◆ DATASET ROWS:
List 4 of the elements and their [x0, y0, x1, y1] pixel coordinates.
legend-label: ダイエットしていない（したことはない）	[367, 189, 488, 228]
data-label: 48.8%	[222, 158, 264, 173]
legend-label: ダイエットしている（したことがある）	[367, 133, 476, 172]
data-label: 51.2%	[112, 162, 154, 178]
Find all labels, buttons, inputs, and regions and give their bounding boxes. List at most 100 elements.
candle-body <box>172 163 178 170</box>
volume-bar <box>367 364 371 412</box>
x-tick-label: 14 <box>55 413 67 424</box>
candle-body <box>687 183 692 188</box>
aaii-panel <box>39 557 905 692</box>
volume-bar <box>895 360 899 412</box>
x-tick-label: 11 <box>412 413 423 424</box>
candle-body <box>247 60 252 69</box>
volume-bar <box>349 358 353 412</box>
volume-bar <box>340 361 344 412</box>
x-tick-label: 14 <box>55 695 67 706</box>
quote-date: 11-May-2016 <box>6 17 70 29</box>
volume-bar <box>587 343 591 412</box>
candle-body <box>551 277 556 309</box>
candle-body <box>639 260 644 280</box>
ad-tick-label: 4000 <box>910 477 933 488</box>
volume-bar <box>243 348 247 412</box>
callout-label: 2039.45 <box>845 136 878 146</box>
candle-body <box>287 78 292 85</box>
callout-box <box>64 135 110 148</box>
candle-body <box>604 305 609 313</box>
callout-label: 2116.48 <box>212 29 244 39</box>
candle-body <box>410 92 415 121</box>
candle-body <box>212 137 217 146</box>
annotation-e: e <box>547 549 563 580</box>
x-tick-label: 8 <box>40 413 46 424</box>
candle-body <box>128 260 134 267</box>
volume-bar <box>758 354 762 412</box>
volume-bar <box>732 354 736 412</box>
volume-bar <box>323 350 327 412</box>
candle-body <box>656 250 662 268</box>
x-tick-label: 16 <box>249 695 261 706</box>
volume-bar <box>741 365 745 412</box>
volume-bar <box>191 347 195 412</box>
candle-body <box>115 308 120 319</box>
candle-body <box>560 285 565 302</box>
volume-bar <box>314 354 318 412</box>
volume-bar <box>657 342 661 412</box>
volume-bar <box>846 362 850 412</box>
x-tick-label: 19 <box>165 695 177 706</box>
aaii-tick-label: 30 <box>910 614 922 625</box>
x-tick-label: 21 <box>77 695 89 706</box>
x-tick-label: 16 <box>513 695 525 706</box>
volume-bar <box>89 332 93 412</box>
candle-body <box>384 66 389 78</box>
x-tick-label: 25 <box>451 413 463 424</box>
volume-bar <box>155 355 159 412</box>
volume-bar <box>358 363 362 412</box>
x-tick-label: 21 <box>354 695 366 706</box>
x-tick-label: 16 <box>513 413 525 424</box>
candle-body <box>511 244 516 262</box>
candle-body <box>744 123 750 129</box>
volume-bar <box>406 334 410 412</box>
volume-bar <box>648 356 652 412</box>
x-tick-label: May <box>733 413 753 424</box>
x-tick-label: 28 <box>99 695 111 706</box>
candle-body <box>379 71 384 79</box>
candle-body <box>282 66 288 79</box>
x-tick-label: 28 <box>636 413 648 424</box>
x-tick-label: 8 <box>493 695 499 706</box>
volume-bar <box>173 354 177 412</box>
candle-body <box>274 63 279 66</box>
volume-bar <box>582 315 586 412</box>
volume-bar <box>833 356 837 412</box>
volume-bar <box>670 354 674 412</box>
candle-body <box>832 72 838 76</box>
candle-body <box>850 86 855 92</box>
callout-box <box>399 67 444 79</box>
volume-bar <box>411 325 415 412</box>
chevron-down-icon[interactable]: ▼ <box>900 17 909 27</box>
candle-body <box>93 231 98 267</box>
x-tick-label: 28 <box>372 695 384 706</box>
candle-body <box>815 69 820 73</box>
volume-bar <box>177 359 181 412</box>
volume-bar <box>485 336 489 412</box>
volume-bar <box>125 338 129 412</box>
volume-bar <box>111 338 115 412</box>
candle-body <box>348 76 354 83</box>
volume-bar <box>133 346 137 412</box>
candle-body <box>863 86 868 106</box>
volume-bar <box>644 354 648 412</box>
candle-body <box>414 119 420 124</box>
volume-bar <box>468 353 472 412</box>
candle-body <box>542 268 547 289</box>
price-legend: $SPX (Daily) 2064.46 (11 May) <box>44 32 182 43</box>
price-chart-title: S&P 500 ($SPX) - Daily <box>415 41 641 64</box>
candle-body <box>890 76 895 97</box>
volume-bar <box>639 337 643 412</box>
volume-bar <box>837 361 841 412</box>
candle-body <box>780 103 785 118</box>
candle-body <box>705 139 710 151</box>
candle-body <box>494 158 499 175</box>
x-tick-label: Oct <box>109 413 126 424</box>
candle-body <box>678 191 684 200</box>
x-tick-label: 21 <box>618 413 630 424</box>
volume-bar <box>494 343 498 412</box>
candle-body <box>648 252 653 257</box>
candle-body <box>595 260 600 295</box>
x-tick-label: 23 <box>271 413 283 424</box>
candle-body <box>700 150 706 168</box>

◆ OBJECTIVE: Quote every one of the rows above word for word, keeping each line as it appears.

◆ ANSWER TO THE EXERCISE:
List 4 of the elements and their [x0, y0, x1, y1] pixel coordinates.
legend-label: ダイエットしていない（したことはない）	[367, 189, 488, 228]
data-label: 48.8%	[222, 158, 264, 173]
legend-label: ダイエットしている（したことがある）	[367, 133, 476, 172]
data-label: 51.2%	[112, 162, 154, 178]
Find all labels, buttons, inputs, and regions and give their bounding boxes. List at most 100 elements.
candle-body <box>172 163 178 170</box>
volume-bar <box>367 364 371 412</box>
x-tick-label: 14 <box>55 413 67 424</box>
candle-body <box>687 183 692 188</box>
aaii-panel <box>39 557 905 692</box>
volume-bar <box>895 360 899 412</box>
x-tick-label: 11 <box>412 413 423 424</box>
candle-body <box>247 60 252 69</box>
volume-bar <box>349 358 353 412</box>
volume-bar <box>340 361 344 412</box>
x-tick-label: 14 <box>55 695 67 706</box>
quote-date: 11-May-2016 <box>6 17 70 29</box>
volume-bar <box>587 343 591 412</box>
candle-body <box>551 277 556 309</box>
candle-body <box>639 260 644 280</box>
ad-tick-label: 4000 <box>910 477 933 488</box>
volume-bar <box>243 348 247 412</box>
callout-label: 2039.45 <box>845 136 878 146</box>
candle-body <box>287 78 292 85</box>
callout-box <box>64 135 110 148</box>
candle-body <box>604 305 609 313</box>
callout-label: 2116.48 <box>212 29 244 39</box>
candle-body <box>410 92 415 121</box>
candle-body <box>212 137 217 146</box>
annotation-e: e <box>547 549 563 580</box>
x-tick-label: 8 <box>40 413 46 424</box>
candle-body <box>128 260 134 267</box>
volume-bar <box>758 354 762 412</box>
volume-bar <box>732 354 736 412</box>
volume-bar <box>323 350 327 412</box>
candle-body <box>656 250 662 268</box>
x-tick-label: 16 <box>249 695 261 706</box>
volume-bar <box>741 365 745 412</box>
volume-bar <box>191 347 195 412</box>
candle-body <box>115 308 120 319</box>
candle-body <box>560 285 565 302</box>
volume-bar <box>314 354 318 412</box>
volume-bar <box>657 342 661 412</box>
volume-bar <box>846 362 850 412</box>
x-tick-label: 19 <box>165 695 177 706</box>
aaii-tick-label: 30 <box>910 614 922 625</box>
x-tick-label: 21 <box>77 695 89 706</box>
x-tick-label: 16 <box>513 695 525 706</box>
volume-bar <box>89 332 93 412</box>
candle-body <box>384 66 389 78</box>
x-tick-label: 25 <box>451 413 463 424</box>
volume-bar <box>155 355 159 412</box>
volume-bar <box>358 363 362 412</box>
x-tick-label: 21 <box>354 695 366 706</box>
x-tick-label: 16 <box>513 413 525 424</box>
candle-body <box>511 244 516 262</box>
candle-body <box>744 123 750 129</box>
volume-bar <box>406 334 410 412</box>
volume-bar <box>648 356 652 412</box>
x-tick-label: May <box>733 413 753 424</box>
x-tick-label: 28 <box>99 695 111 706</box>
candle-body <box>379 71 384 79</box>
candle-body <box>282 66 288 79</box>
x-tick-label: 28 <box>636 413 648 424</box>
x-tick-label: 8 <box>493 695 499 706</box>
volume-bar <box>173 354 177 412</box>
candle-body <box>274 63 279 66</box>
volume-bar <box>582 315 586 412</box>
volume-bar <box>833 356 837 412</box>
volume-bar <box>670 354 674 412</box>
candle-body <box>832 72 838 76</box>
candle-body <box>850 86 855 92</box>
callout-box <box>399 67 444 79</box>
volume-bar <box>411 325 415 412</box>
chevron-down-icon[interactable]: ▼ <box>900 17 909 27</box>
candle-body <box>93 231 98 267</box>
x-tick-label: 28 <box>372 695 384 706</box>
candle-body <box>815 69 820 73</box>
volume-bar <box>177 359 181 412</box>
volume-bar <box>485 336 489 412</box>
volume-bar <box>125 338 129 412</box>
volume-bar <box>111 338 115 412</box>
candle-body <box>348 76 354 83</box>
volume-bar <box>133 346 137 412</box>
candle-body <box>863 86 868 106</box>
volume-bar <box>644 354 648 412</box>
candle-body <box>414 119 420 124</box>
volume-bar <box>468 353 472 412</box>
candle-body <box>542 268 547 289</box>
price-legend: $SPX (Daily) 2064.46 (11 May) <box>44 32 182 43</box>
price-chart-title: S&P 500 ($SPX) - Daily <box>415 41 641 64</box>
candle-body <box>890 76 895 97</box>
volume-bar <box>639 337 643 412</box>
volume-bar <box>837 361 841 412</box>
candle-body <box>780 103 785 118</box>
candle-body <box>705 139 710 151</box>
candle-body <box>494 158 499 175</box>
x-tick-label: Oct <box>109 413 126 424</box>
candle-body <box>678 191 684 200</box>
x-tick-label: 21 <box>618 413 630 424</box>
volume-bar <box>494 343 498 412</box>
candle-body <box>648 252 653 257</box>
candle-body <box>595 260 600 295</box>
x-tick-label: 23 <box>271 413 283 424</box>
candle-body <box>700 150 706 168</box>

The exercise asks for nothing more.